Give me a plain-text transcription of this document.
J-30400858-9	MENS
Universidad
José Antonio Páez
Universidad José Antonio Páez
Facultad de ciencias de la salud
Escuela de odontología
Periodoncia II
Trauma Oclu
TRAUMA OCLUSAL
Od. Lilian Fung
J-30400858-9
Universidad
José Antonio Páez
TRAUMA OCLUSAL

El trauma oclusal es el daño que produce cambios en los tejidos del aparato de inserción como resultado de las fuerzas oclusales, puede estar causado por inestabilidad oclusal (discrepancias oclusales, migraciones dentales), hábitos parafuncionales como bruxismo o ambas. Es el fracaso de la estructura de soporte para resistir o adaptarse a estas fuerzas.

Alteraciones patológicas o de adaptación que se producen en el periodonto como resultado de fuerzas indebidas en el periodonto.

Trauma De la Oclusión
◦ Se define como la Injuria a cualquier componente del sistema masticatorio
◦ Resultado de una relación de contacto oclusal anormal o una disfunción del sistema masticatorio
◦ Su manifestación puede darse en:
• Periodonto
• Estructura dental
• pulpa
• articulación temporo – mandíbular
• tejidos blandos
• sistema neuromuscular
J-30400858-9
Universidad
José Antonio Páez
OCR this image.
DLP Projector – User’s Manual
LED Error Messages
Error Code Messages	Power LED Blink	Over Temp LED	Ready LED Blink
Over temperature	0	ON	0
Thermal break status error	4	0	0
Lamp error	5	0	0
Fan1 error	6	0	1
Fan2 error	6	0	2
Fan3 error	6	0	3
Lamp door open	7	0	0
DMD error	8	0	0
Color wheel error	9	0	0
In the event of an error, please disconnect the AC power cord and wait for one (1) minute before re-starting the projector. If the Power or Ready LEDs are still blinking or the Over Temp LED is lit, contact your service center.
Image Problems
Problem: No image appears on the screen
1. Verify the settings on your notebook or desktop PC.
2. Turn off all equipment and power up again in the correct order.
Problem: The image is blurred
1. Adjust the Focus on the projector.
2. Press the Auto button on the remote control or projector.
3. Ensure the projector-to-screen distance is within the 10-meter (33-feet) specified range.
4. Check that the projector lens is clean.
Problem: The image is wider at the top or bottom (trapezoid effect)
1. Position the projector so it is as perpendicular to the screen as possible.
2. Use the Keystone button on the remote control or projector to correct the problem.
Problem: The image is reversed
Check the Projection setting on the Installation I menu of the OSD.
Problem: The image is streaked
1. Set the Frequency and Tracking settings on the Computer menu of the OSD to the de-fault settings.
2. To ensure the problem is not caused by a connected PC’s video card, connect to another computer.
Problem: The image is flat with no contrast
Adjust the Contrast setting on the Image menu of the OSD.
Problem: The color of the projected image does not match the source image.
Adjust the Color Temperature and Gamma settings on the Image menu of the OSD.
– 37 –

________

YOUR TASK: Count every line in the data where the string "remote" occurs. Give nothing except the number.

IN RESPONSE: 2